TASK TO COMPLETE:
Select every line below containing the word "Κεντρικό".

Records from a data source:
##############################

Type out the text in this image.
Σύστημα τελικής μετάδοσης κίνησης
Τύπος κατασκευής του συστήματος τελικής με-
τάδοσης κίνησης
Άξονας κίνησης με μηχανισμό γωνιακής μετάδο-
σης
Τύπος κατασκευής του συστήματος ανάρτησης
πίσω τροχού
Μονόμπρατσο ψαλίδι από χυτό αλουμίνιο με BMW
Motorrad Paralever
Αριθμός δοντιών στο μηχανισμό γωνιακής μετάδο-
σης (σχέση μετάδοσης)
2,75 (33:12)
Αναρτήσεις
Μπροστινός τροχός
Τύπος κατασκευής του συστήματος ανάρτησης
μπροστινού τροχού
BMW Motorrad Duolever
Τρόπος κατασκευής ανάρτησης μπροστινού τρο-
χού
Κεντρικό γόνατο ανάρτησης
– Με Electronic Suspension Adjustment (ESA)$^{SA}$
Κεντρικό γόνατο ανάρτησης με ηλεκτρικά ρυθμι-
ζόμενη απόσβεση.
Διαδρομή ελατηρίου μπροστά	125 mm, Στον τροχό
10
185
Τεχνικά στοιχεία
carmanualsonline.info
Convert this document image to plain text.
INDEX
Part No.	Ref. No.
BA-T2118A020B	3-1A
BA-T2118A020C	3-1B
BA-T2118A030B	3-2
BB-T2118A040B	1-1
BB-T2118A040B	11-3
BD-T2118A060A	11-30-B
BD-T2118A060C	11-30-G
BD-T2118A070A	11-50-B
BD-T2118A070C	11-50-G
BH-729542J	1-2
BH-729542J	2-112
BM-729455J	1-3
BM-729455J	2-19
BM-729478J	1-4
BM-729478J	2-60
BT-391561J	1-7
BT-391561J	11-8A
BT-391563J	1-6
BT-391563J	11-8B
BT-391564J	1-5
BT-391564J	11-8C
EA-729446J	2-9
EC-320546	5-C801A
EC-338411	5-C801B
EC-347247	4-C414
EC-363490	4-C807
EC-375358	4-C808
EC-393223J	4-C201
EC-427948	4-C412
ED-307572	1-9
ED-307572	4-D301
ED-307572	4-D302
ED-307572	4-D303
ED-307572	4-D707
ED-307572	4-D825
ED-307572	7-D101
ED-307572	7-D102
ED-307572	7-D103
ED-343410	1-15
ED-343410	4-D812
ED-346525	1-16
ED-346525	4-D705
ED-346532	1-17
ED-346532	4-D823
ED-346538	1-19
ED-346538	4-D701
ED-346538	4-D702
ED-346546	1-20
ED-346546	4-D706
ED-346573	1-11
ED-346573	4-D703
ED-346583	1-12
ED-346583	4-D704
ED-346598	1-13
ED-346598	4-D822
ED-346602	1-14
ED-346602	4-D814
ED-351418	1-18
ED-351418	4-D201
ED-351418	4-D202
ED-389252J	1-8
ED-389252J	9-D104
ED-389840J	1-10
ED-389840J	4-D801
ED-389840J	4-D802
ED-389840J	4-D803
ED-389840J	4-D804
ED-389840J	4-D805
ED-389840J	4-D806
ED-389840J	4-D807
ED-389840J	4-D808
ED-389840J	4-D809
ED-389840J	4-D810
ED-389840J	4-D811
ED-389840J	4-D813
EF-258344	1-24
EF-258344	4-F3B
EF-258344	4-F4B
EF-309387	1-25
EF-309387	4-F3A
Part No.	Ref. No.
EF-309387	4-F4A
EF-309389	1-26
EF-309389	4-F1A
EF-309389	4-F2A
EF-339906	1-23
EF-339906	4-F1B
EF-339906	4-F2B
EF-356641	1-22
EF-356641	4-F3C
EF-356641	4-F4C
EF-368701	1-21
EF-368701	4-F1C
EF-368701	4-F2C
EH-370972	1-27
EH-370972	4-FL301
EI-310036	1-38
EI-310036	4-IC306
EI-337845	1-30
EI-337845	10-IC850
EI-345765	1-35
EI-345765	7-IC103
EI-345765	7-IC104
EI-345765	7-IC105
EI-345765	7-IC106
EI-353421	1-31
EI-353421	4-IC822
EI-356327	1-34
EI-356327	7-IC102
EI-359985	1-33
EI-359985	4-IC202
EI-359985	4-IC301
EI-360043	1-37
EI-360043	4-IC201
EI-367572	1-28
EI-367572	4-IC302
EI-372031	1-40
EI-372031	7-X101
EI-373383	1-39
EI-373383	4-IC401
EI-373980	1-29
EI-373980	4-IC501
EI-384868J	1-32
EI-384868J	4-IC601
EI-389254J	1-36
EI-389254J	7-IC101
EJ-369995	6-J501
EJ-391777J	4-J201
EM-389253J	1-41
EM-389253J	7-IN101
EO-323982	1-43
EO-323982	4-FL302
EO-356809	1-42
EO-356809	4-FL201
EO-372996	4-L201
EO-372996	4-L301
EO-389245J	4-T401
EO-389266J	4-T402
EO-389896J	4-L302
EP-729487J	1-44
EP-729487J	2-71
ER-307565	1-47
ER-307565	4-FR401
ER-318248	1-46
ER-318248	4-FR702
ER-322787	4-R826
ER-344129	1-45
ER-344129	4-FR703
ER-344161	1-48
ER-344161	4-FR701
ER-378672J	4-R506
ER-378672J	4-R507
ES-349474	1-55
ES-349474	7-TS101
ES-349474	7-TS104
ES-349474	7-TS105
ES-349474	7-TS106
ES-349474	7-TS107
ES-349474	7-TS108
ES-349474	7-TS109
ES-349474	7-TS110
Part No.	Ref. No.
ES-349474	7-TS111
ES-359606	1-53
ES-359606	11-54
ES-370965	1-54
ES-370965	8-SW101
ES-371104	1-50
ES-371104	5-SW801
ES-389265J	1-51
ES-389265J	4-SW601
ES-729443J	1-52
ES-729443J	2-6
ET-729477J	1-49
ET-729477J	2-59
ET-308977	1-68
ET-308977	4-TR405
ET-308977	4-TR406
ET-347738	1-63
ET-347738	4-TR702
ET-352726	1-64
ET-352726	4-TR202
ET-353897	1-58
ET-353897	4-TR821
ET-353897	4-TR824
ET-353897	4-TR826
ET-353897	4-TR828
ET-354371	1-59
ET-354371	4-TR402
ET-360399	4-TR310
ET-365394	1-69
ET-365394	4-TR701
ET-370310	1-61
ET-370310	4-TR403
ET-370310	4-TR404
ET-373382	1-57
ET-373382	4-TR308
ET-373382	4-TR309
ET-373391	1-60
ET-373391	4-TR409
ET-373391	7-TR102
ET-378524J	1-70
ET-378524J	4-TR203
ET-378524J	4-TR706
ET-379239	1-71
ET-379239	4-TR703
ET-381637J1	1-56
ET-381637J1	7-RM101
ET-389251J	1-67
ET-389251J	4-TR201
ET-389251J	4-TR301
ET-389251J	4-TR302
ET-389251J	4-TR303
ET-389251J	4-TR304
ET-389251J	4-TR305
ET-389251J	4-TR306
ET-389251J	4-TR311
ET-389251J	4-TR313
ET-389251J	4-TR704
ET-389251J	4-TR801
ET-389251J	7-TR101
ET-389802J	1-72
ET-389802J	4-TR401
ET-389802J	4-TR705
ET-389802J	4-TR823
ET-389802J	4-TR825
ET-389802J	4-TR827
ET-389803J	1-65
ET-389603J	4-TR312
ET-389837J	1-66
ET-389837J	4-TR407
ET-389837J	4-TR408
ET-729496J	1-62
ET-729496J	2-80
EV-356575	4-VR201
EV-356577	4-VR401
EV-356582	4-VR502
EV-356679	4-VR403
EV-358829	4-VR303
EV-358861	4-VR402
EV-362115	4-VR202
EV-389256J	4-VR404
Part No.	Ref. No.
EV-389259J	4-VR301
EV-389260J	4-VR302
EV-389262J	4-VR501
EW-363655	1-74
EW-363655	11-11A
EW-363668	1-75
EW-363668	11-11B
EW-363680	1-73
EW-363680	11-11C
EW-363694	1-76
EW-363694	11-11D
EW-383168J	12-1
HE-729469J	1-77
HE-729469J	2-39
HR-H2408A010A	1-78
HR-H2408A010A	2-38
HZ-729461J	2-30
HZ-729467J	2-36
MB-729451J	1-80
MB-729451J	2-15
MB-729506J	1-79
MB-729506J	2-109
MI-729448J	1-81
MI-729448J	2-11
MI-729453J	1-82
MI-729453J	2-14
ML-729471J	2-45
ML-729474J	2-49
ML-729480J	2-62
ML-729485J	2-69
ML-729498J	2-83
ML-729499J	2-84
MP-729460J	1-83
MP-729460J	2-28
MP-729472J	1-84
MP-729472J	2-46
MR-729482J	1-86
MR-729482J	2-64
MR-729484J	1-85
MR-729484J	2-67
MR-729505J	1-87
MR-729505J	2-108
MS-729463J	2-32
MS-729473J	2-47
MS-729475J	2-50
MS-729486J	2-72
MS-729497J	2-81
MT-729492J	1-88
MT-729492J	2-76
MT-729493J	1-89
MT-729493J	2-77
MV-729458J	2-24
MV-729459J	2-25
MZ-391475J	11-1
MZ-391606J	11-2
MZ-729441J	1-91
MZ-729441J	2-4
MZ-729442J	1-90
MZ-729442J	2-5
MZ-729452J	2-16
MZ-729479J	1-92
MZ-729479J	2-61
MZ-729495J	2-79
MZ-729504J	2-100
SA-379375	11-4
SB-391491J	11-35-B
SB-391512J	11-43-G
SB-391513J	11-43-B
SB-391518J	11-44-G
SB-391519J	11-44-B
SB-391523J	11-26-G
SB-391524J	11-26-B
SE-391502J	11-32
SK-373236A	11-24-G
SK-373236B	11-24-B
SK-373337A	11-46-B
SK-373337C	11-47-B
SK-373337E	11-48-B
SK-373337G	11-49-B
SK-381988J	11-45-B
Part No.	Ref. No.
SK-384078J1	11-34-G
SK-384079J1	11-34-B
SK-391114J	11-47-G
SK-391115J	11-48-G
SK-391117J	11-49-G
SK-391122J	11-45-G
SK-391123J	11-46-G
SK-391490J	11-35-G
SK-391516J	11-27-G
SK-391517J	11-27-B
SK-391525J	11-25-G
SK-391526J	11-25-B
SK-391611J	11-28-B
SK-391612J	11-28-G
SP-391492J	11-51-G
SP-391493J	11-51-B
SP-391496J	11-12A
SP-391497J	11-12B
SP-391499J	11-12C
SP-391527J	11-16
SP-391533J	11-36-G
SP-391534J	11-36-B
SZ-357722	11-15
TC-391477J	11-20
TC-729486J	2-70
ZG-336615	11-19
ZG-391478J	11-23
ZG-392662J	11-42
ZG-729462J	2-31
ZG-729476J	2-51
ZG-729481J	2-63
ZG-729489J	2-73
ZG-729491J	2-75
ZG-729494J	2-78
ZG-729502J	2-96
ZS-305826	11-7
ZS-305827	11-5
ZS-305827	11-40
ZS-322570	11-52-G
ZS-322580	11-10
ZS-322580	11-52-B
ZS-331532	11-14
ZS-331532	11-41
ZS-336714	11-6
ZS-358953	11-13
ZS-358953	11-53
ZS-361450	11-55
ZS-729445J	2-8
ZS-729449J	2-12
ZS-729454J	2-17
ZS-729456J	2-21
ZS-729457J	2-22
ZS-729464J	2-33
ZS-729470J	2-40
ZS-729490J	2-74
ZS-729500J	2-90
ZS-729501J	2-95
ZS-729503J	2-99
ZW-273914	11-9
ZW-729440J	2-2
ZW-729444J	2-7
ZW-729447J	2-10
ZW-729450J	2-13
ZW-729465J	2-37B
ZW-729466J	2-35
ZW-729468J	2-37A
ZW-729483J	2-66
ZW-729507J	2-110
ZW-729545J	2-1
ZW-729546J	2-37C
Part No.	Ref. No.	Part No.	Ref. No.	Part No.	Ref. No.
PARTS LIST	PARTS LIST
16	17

##############################

EXPECTED ANSWER:
Κεντρικό γόνατο ανάρτησης
Κεντρικό γόνατο ανάρτησης με ηλεκτρικά ρυθμι-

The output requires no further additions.